## begin Data for this exercise
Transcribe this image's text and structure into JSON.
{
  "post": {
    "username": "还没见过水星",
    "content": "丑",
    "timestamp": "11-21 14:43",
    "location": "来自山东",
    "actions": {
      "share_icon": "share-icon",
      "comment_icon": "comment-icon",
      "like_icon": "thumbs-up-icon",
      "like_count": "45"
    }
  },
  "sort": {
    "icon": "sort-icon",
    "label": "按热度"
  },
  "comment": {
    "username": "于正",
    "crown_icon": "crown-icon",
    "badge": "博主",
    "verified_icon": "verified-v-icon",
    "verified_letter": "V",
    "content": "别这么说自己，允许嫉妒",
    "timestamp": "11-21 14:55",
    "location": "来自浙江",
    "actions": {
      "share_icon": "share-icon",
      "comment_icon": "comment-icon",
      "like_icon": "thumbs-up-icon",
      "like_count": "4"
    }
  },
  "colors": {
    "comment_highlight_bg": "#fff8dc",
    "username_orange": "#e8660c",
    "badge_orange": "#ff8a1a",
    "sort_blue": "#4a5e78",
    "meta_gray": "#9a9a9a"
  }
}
## end Data for this exercise
__Directive__: Your task is to output the full set of records exactly as presented.

__Answer__:
Transcribe this image's text and structure into JSON.
{
  "post": {
    "username": "还没见过水星",
    "content": "丑",
    "timestamp": "11-21 14:43",
    "location": "来自山东",
    "actions": {
      "share_icon": "share-icon",
      "comment_icon": "comment-icon",
      "like_icon": "thumbs-up-icon",
      "like_count": "45"
    }
  },
  "sort": {
    "icon": "sort-icon",
    "label": "按热度"
  },
  "comment": {
    "username": "于正",
    "crown_icon": "crown-icon",
    "badge": "博主",
    "verified_icon": "verified-v-icon",
    "verified_letter": "V",
    "content": "别这么说自己，允许嫉妒",
    "timestamp": "11-21 14:55",
    "location": "来自浙江",
    "actions": {
      "share_icon": "share-icon",
      "comment_icon": "comment-icon",
      "like_icon": "thumbs-up-icon",
      "like_count": "4"
    }
  },
  "colors": {
    "comment_highlight_bg": "#fff8dc",
    "username_orange": "#e8660c",
    "badge_orange": "#ff8a1a",
    "sort_blue": "#4a5e78",
    "meta_gray": "#9a9a9a"
  }
}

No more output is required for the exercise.